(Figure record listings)
— Begin —

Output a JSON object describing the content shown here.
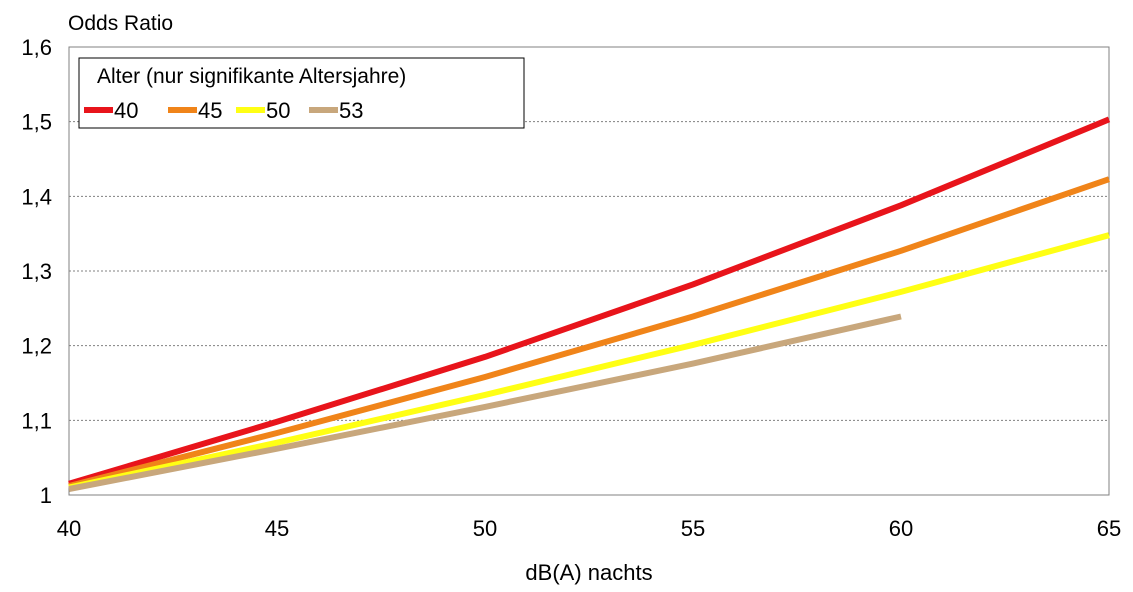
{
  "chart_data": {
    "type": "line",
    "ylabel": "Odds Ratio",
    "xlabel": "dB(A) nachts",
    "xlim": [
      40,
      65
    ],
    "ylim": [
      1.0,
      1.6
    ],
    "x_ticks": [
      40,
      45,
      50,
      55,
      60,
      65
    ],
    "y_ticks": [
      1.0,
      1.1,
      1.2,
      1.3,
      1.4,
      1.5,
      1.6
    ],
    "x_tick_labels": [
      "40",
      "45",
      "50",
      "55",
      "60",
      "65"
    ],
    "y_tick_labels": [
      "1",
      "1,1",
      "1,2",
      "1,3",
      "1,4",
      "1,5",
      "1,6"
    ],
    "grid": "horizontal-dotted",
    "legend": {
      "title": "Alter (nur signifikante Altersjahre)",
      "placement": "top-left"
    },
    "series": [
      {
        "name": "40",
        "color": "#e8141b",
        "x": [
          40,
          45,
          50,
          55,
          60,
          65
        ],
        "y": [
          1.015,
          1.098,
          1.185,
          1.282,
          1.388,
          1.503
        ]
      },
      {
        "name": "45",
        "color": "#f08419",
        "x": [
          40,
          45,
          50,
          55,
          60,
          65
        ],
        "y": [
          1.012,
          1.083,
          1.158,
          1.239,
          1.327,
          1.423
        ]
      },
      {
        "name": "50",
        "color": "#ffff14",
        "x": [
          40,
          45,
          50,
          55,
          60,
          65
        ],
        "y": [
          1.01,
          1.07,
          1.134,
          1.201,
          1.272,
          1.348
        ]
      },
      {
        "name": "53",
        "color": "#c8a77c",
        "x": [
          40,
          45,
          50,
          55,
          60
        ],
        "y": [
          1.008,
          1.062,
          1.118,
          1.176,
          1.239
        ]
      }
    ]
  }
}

— End —

Instructions for the task » Go over the records above line by line and count those holding the word "color". Reply only with the number.

The reply » 4